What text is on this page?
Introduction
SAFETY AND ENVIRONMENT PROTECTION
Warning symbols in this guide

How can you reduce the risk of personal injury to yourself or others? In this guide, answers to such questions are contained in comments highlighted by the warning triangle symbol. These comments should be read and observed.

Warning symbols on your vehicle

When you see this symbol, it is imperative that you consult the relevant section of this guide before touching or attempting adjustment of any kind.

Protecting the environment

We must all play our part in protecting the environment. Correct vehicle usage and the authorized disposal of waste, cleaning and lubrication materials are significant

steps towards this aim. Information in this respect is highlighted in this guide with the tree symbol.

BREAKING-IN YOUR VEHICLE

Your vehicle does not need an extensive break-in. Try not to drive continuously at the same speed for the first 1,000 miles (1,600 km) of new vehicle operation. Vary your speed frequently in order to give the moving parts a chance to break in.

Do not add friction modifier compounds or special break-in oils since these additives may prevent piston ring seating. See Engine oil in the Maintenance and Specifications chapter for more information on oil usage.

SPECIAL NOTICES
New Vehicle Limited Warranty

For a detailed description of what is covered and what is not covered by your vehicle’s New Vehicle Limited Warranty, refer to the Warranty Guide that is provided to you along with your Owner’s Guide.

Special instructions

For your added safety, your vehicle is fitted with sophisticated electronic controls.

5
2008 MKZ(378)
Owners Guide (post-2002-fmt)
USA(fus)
★ ★ ★ ★ ★ ★ ★
Reproduce all of the records exactly.

**Answer to the problem:**
What text is on this page?
Introduction
SAFETY AND ENVIRONMENT PROTECTION
Warning symbols in this guide

How can you reduce the risk of personal injury to yourself or others? In this guide, answers to such questions are contained in comments highlighted by the warning triangle symbol. These comments should be read and observed.

Warning symbols on your vehicle

When you see this symbol, it is imperative that you consult the relevant section of this guide before touching or attempting adjustment of any kind.

Protecting the environment

We must all play our part in protecting the environment. Correct vehicle usage and the authorized disposal of waste, cleaning and lubrication materials are significant

steps towards this aim. Information in this respect is highlighted in this guide with the tree symbol.

BREAKING-IN YOUR VEHICLE

Your vehicle does not need an extensive break-in. Try not to drive continuously at the same speed for the first 1,000 miles (1,600 km) of new vehicle operation. Vary your speed frequently in order to give the moving parts a chance to break in.

Do not add friction modifier compounds or special break-in oils since these additives may prevent piston ring seating. See Engine oil in the Maintenance and Specifications chapter for more information on oil usage.

SPECIAL NOTICES
New Vehicle Limited Warranty

For a detailed description of what is covered and what is not covered by your vehicle’s New Vehicle Limited Warranty, refer to the Warranty Guide that is provided to you along with your Owner’s Guide.

Special instructions

For your added safety, your vehicle is fitted with sophisticated electronic controls.

5
2008 MKZ(378)
Owners Guide (post-2002-fmt)
USA(fus)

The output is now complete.